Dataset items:
#####

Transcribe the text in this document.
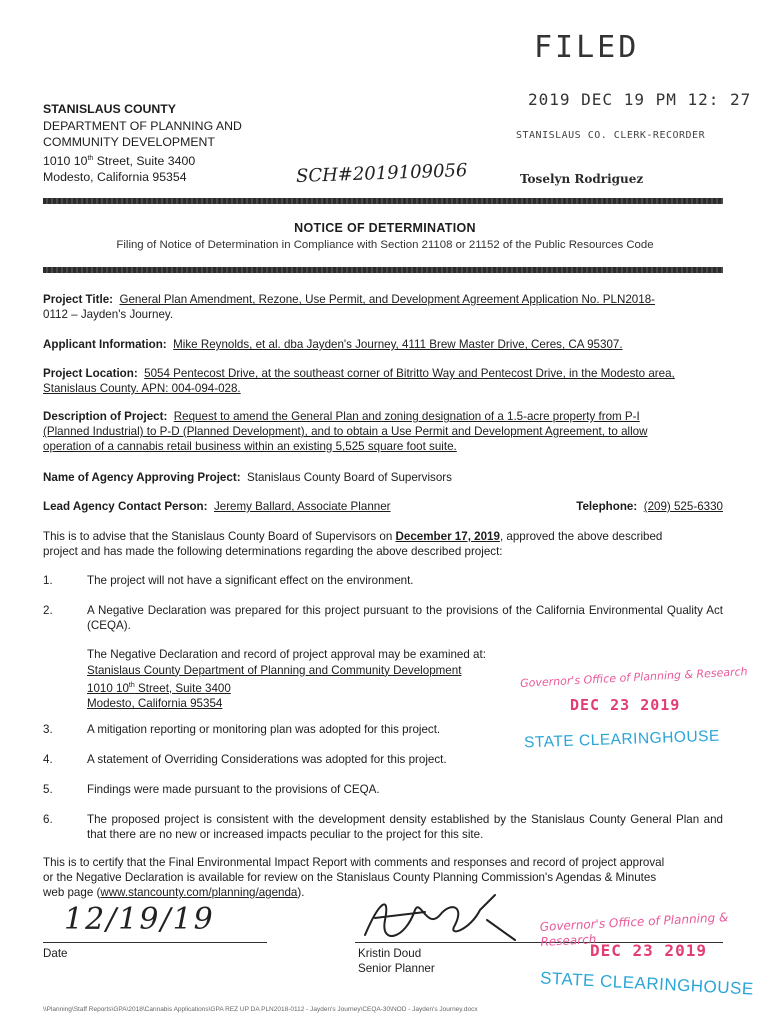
FILED
2019 DEC 19 PM 12: 27
STANISLAUS CO. CLERK-RECORDER
Toselyn Rodriguez
STANISLAUS COUNTY
DEPARTMENT OF PLANNING AND
COMMUNITY DEVELOPMENT
1010 10th Street, Suite 3400
Modesto, California 95354	SCH#2019109056
NOTICE OF DETERMINATION
Filing of Notice of Determination in Compliance with Section 21108 or 21152 of the Public Resources Code
Project Title: General Plan Amendment, Rezone, Use Permit, and Development Agreement Application No. PLN2018-
0112 – Jayden's Journey.
Applicant Information: Mike Reynolds, et al. dba Jayden's Journey, 4111 Brew Master Drive, Ceres, CA 95307.
Project Location: 5054 Pentecost Drive, at the southeast corner of Bitritto Way and Pentecost Drive, in the Modesto area,
Stanislaus County. APN: 004-094-028.
Description of Project: Request to amend the General Plan and zoning designation of a 1.5-acre property from P-I
(Planned Industrial) to P-D (Planned Development), and to obtain a Use Permit and Development Agreement, to allow
operation of a cannabis retail business within an existing 5,525 square foot suite.
Name of Agency Approving Project: Stanislaus County Board of Supervisors
Lead Agency Contact Person: Jeremy Ballard, Associate Planner	Telephone: (209) 525-6330
This is to advise that the Stanislaus County Board of Supervisors on December 17, 2019, approved the above described
project and has made the following determinations regarding the above described project:
1.	The project will not have a significant effect on the environment.
2.	A Negative Declaration was prepared for this project pursuant to the provisions of the California Environmental Quality Act (CEQA).
The Negative Declaration and record of project approval may be examined at:
Stanislaus County Department of Planning and Community Development
1010 10th Street, Suite 3400
Modesto, California 95354
3.	A mitigation reporting or monitoring plan was adopted for this project.
4.	A statement of Overriding Considerations was adopted for this project.
5.	Findings were made pursuant to the provisions of CEQA.
6.	The proposed project is consistent with the development density established by the Stanislaus County General Plan and that there are no new or increased impacts peculiar to the project for this site.
Governor's Office of Planning & Research
DEC 23 2019
STATE CLEARINGHOUSE
This is to certify that the Final Environmental Impact Report with comments and responses and record of project approval
or the Negative Declaration is available for review on the Stanislaus County Planning Commission's Agendas & Minutes
web page (www.stancounty.com/planning/agenda).
12/19/19
Date	Kristin Doud
Senior Planner
Governor's Office of Planning & Research
DEC 23 2019
STATE CLEARINGHOUSE
\\Planning\Staff Reports\GPA\2018\Cannabis Applications\GPA REZ UP DA PLN2018-0112 - Jayden's Journey\CEQA-30\NOD - Jayden's Journey.docx
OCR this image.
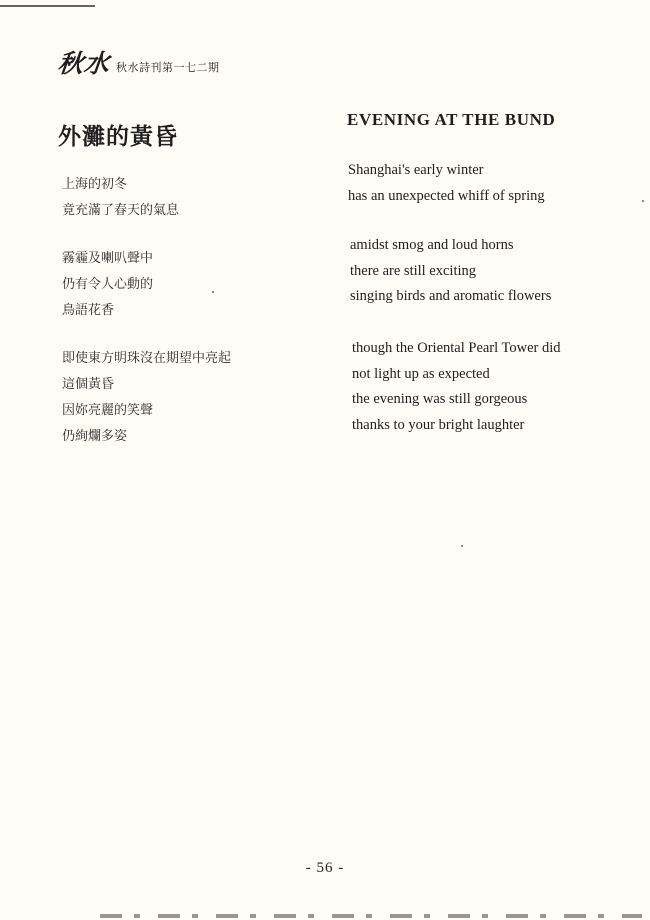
秋水 秋水詩刊第一七二期
外灘的黃昏
上海的初冬
竟充滿了春天的氣息
霧霾及喇叭聲中
仍有令人心動的
鳥語花香
即使東方明珠沒在期望中亮起
這個黃昏
因妳亮麗的笑聲
仍絢爛多姿
EVENING AT THE BUND
Shanghai's early winter
has an unexpected whiff of spring
amidst smog and loud horns
there are still exciting
singing birds and aromatic flowers
though the Oriental Pearl Tower did
not light up as expected
the evening was still gorgeous
thanks to your bright laughter
- 56 -
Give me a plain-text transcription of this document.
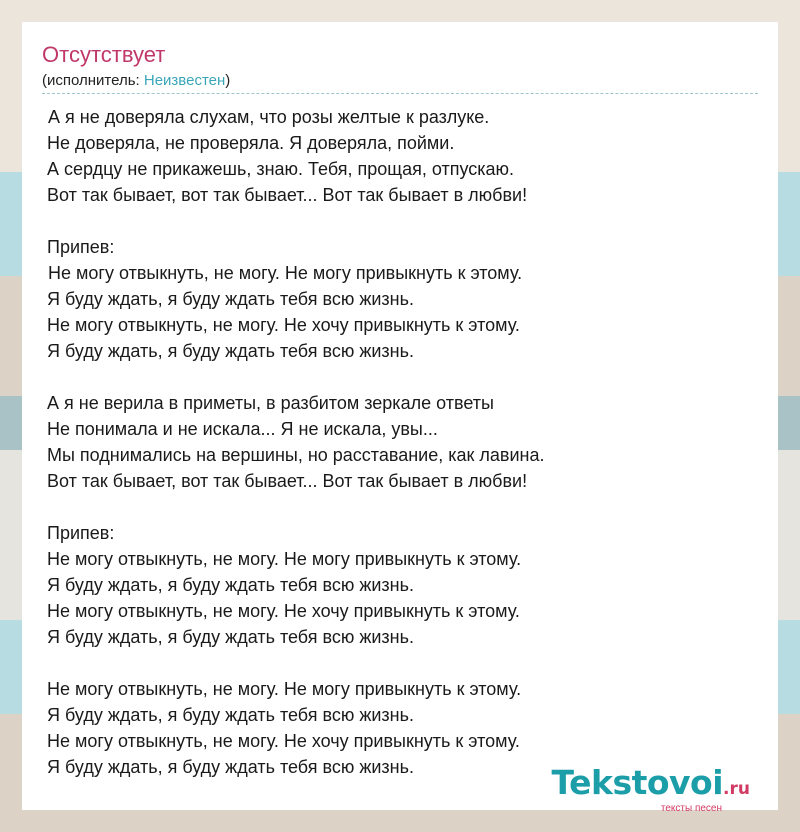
Отсутствует
(исполнитель: Неизвестен)
А я не доверяла слухам, что розы желтые к разлуке.
Не доверяла, не проверяла. Я доверяла, пойми.
А сердцу не прикажешь, знаю. Тебя, прощая, отпускаю.
Вот так бывает, вот так бывает... Вот так бывает в любви!
Припев:
Не могу отвыкнуть, не могу. Не могу привыкнуть к этому.
Я буду ждать, я буду ждать тебя всю жизнь.
Не могу отвыкнуть, не могу. Не хочу привыкнуть к этому.
Я буду ждать, я буду ждать тебя всю жизнь.
А я не верила в приметы, в разбитом зеркале ответы
Не понимала и не искала... Я не искала, увы...
Мы поднимались на вершины, но расставание, как лавина.
Вот так бывает, вот так бывает... Вот так бывает в любви!
Припев:
Не могу отвыкнуть, не могу. Не могу привыкнуть к этому.
Я буду ждать, я буду ждать тебя всю жизнь.
Не могу отвыкнуть, не могу. Не хочу привыкнуть к этому.
Я буду ждать, я буду ждать тебя всю жизнь.
Не могу отвыкнуть, не могу. Не могу привыкнуть к этому.
Я буду ждать, я буду ждать тебя всю жизнь.
Не могу отвыкнуть, не могу. Не хочу привыкнуть к этому.
Я буду ждать, я буду ждать тебя всю жизнь.	Tekstovoi.ru
тексты песен
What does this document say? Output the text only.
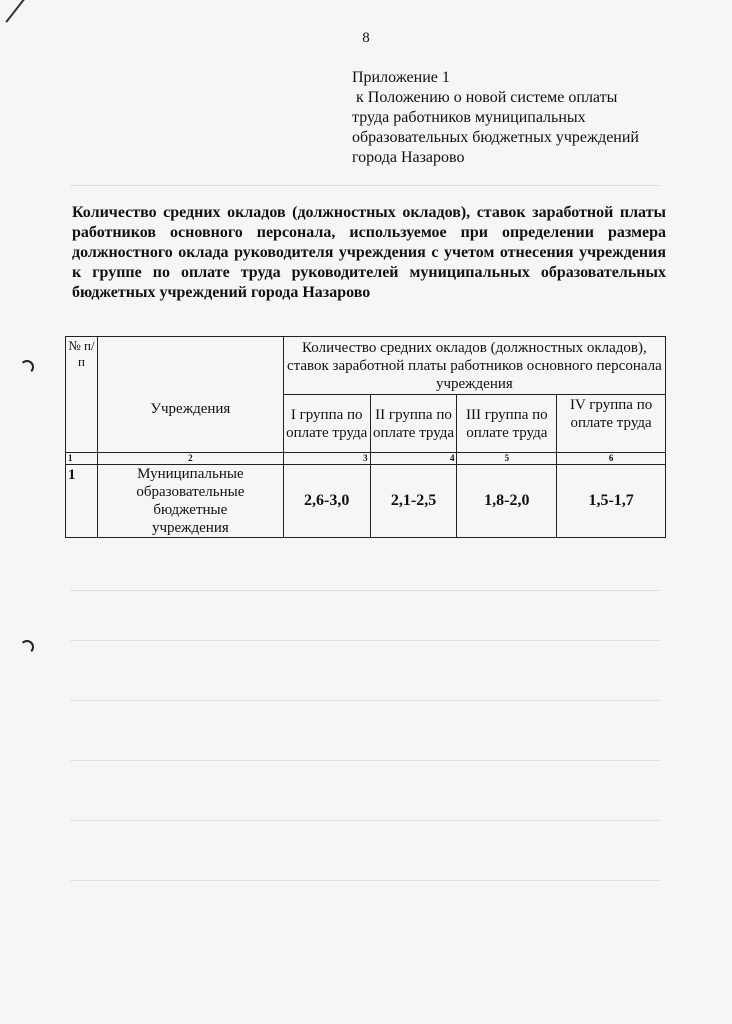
8
Приложение 1
к Положению о новой системе оплаты
труда работников муниципальных
образовательных бюджетных учреждений
города Назарово
Количество средних окладов (должностных окладов), ставок заработной платы работников основного персонала, используемое при определении размера должностного оклада руководителя учреждения с учетом отнесения учреждения к группе по оплате труда руководителей муниципальных образовательных бюджетных учреждений города Назарово
№ п/п	Учреждения	Количество средних окладов (должностных окладов), ставок заработной платы работников основного персонала учреждения			
		I группа по оплате труда	II группа по оплате труда	III группа по оплате труда	IV группа по оплате труда
1	2	3	4	5	6
1	Муниципальные образовательные бюджетные учреждения	2,6-3,0	2,1-2,5	1,8-2,0	1,5-1,7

#####

Aim of the task: Print every record above exactly as written, leaving out the pictures.

Completed exercise:
Transcribe the text in this document.
FILED
2019 DEC 19 PM 12: 27
STANISLAUS CO. CLERK-RECORDER
Toselyn Rodriguez
STANISLAUS COUNTY
DEPARTMENT OF PLANNING AND
COMMUNITY DEVELOPMENT
1010 10th Street, Suite 3400
Modesto, California 95354	SCH#2019109056
NOTICE OF DETERMINATION
Filing of Notice of Determination in Compliance with Section 21108 or 21152 of the Public Resources Code
Project Title: General Plan Amendment, Rezone, Use Permit, and Development Agreement Application No. PLN2018-
0112 – Jayden's Journey.
Applicant Information: Mike Reynolds, et al. dba Jayden's Journey, 4111 Brew Master Drive, Ceres, CA 95307.
Project Location: 5054 Pentecost Drive, at the southeast corner of Bitritto Way and Pentecost Drive, in the Modesto area,
Stanislaus County. APN: 004-094-028.
Description of Project: Request to amend the General Plan and zoning designation of a 1.5-acre property from P-I
(Planned Industrial) to P-D (Planned Development), and to obtain a Use Permit and Development Agreement, to allow
operation of a cannabis retail business within an existing 5,525 square foot suite.
Name of Agency Approving Project: Stanislaus County Board of Supervisors
Lead Agency Contact Person: Jeremy Ballard, Associate Planner	Telephone: (209) 525-6330
This is to advise that the Stanislaus County Board of Supervisors on December 17, 2019, approved the above described
project and has made the following determinations regarding the above described project:
1.	The project will not have a significant effect on the environment.
2.	A Negative Declaration was prepared for this project pursuant to the provisions of the California Environmental Quality Act (CEQA).
The Negative Declaration and record of project approval may be examined at:
Stanislaus County Department of Planning and Community Development
1010 10th Street, Suite 3400
Modesto, California 95354
3.	A mitigation reporting or monitoring plan was adopted for this project.
4.	A statement of Overriding Considerations was adopted for this project.
5.	Findings were made pursuant to the provisions of CEQA.
6.	The proposed project is consistent with the development density established by the Stanislaus County General Plan and that there are no new or increased impacts peculiar to the project for this site.
Governor's Office of Planning & Research
DEC 23 2019
STATE CLEARINGHOUSE
This is to certify that the Final Environmental Impact Report with comments and responses and record of project approval
or the Negative Declaration is available for review on the Stanislaus County Planning Commission's Agendas & Minutes
web page (www.stancounty.com/planning/agenda).
12/19/19
Date	Kristin Doud
Senior Planner
Governor's Office of Planning & Research
DEC 23 2019
STATE CLEARINGHOUSE
\\Planning\Staff Reports\GPA\2018\Cannabis Applications\GPA REZ UP DA PLN2018-0112 - Jayden's Journey\CEQA-30\NOD - Jayden's Journey.docx
OCR this image.
秋水 秋水詩刊第一七二期
外灘的黃昏
上海的初冬
竟充滿了春天的氣息
霧霾及喇叭聲中
仍有令人心動的
鳥語花香
即使東方明珠沒在期望中亮起
這個黃昏
因妳亮麗的笑聲
仍絢爛多姿
EVENING AT THE BUND
Shanghai's early winter
has an unexpected whiff of spring
amidst smog and loud horns
there are still exciting
singing birds and aromatic flowers
though the Oriental Pearl Tower did
not light up as expected
the evening was still gorgeous
thanks to your bright laughter
- 56 -
Give me a plain-text transcription of this document.
Отсутствует
(исполнитель: Неизвестен)
А я не доверяла слухам, что розы желтые к разлуке.
Не доверяла, не проверяла. Я доверяла, пойми.
А сердцу не прикажешь, знаю. Тебя, прощая, отпускаю.
Вот так бывает, вот так бывает... Вот так бывает в любви!
Припев:
Не могу отвыкнуть, не могу. Не могу привыкнуть к этому.
Я буду ждать, я буду ждать тебя всю жизнь.
Не могу отвыкнуть, не могу. Не хочу привыкнуть к этому.
Я буду ждать, я буду ждать тебя всю жизнь.
А я не верила в приметы, в разбитом зеркале ответы
Не понимала и не искала... Я не искала, увы...
Мы поднимались на вершины, но расставание, как лавина.
Вот так бывает, вот так бывает... Вот так бывает в любви!
Припев:
Не могу отвыкнуть, не могу. Не могу привыкнуть к этому.
Я буду ждать, я буду ждать тебя всю жизнь.
Не могу отвыкнуть, не могу. Не хочу привыкнуть к этому.
Я буду ждать, я буду ждать тебя всю жизнь.
Не могу отвыкнуть, не могу. Не могу привыкнуть к этому.
Я буду ждать, я буду ждать тебя всю жизнь.
Не могу отвыкнуть, не могу. Не хочу привыкнуть к этому.
Я буду ждать, я буду ждать тебя всю жизнь.	Tekstovoi.ru
тексты песен
What does this document say? Output the text only.
8
Приложение 1
к Положению о новой системе оплаты
труда работников муниципальных
образовательных бюджетных учреждений
города Назарово
Количество средних окладов (должностных окладов), ставок заработной платы работников основного персонала, используемое при определении размера должностного оклада руководителя учреждения с учетом отнесения учреждения к группе по оплате труда руководителей муниципальных образовательных бюджетных учреждений города Назарово
№ п/п	Учреждения	Количество средних окладов (должностных окладов), ставок заработной платы работников основного персонала учреждения			
		I группа по оплате труда	II группа по оплате труда	III группа по оплате труда	IV группа по оплате труда
1	2	3	4	5	6
1	Муниципальные образовательные бюджетные учреждения	2,6-3,0	2,1-2,5	1,8-2,0	1,5-1,7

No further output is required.